▶ **EXERCISE AIM**: Copy each line of the data below exactly, leaving out pictures.

---- ITEMS

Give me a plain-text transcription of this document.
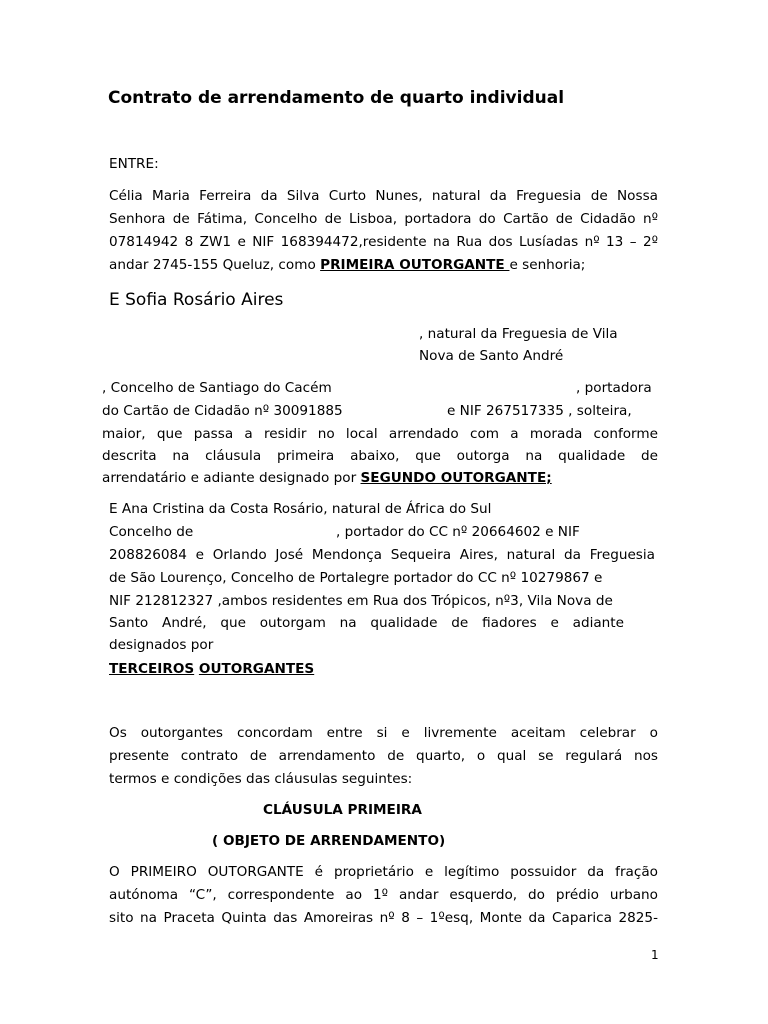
Contrato de arrendamento de quarto individual
ENTRE:
Célia Maria Ferreira da Silva Curto Nunes, natural da Freguesia de Nossa
Senhora de Fátima, Concelho de Lisboa, portadora do Cartão de Cidadão nº
07814942 8 ZW1 e NIF 168394472,residente na Rua dos Lusíadas nº 13 – 2º
andar 2745-155 Queluz, como PRIMEIRA OUTORGANTE e senhoria;
E Sofia Rosário Aires
, natural da Freguesia de Vila
Nova de Santo André
, Concelho de Santiago do Cacém	, portadora
do Cartão de Cidadão nº 30091885	e NIF 267517335 , solteira,
maior, que passa a residir no local arrendado com a morada conforme
descrita na cláusula primeira abaixo, que outorga na qualidade de
arrendatário e adiante designado por SEGUNDO OUTORGANTE;
E Ana Cristina da Costa Rosário, natural de África do Sul
Concelho de	, portador do CC nº 20664602 e NIF
208826084 e Orlando José Mendonça Sequeira Aires, natural da Freguesia
de São Lourenço, Concelho de Portalegre portador do CC nº 10279867 e
NIF 212812327 ,ambos residentes em Rua dos Trópicos, nº3, Vila Nova de
Santo André, que outorgam na qualidade de fiadores e adiante
designados por
TERCEIROS OUTORGANTES
Os outorgantes concordam entre si e livremente aceitam celebrar o
presente contrato de arrendamento de quarto, o qual se regulará nos
termos e condições das cláusulas seguintes:
CLÁUSULA PRIMEIRA
( OBJETO DE ARRENDAMENTO)
O PRIMEIRO OUTORGANTE é proprietário e legítimo possuidor da fração
autónoma “C”, correspondente ao 1º andar esquerdo, do prédio urbano
sito na Praceta Quinta das Amoreiras nº 8 – 1ºesq, Monte da Caparica 2825-
1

--------

▶ **OUTPUT FOR THIS TASK**:
Give me a plain-text transcription of this document.
Contrato de arrendamento de quarto individual
ENTRE:
Célia Maria Ferreira da Silva Curto Nunes, natural da Freguesia de Nossa
Senhora de Fátima, Concelho de Lisboa, portadora do Cartão de Cidadão nº
07814942 8 ZW1 e NIF 168394472,residente na Rua dos Lusíadas nº 13 – 2º
andar 2745-155 Queluz, como PRIMEIRA OUTORGANTE e senhoria;
E Sofia Rosário Aires
, natural da Freguesia de Vila
Nova de Santo André
, Concelho de Santiago do Cacém	, portadora
do Cartão de Cidadão nº 30091885	e NIF 267517335 , solteira,
maior, que passa a residir no local arrendado com a morada conforme
descrita na cláusula primeira abaixo, que outorga na qualidade de
arrendatário e adiante designado por SEGUNDO OUTORGANTE;
E Ana Cristina da Costa Rosário, natural de África do Sul
Concelho de	, portador do CC nº 20664602 e NIF
208826084 e Orlando José Mendonça Sequeira Aires, natural da Freguesia
de São Lourenço, Concelho de Portalegre portador do CC nº 10279867 e
NIF 212812327 ,ambos residentes em Rua dos Trópicos, nº3, Vila Nova de
Santo André, que outorgam na qualidade de fiadores e adiante
designados por
TERCEIROS OUTORGANTES
Os outorgantes concordam entre si e livremente aceitam celebrar o
presente contrato de arrendamento de quarto, o qual se regulará nos
termos e condições das cláusulas seguintes:
CLÁUSULA PRIMEIRA
( OBJETO DE ARRENDAMENTO)
O PRIMEIRO OUTORGANTE é proprietário e legítimo possuidor da fração
autónoma “C”, correspondente ao 1º andar esquerdo, do prédio urbano
sito na Praceta Quinta das Amoreiras nº 8 – 1ºesq, Monte da Caparica 2825-
1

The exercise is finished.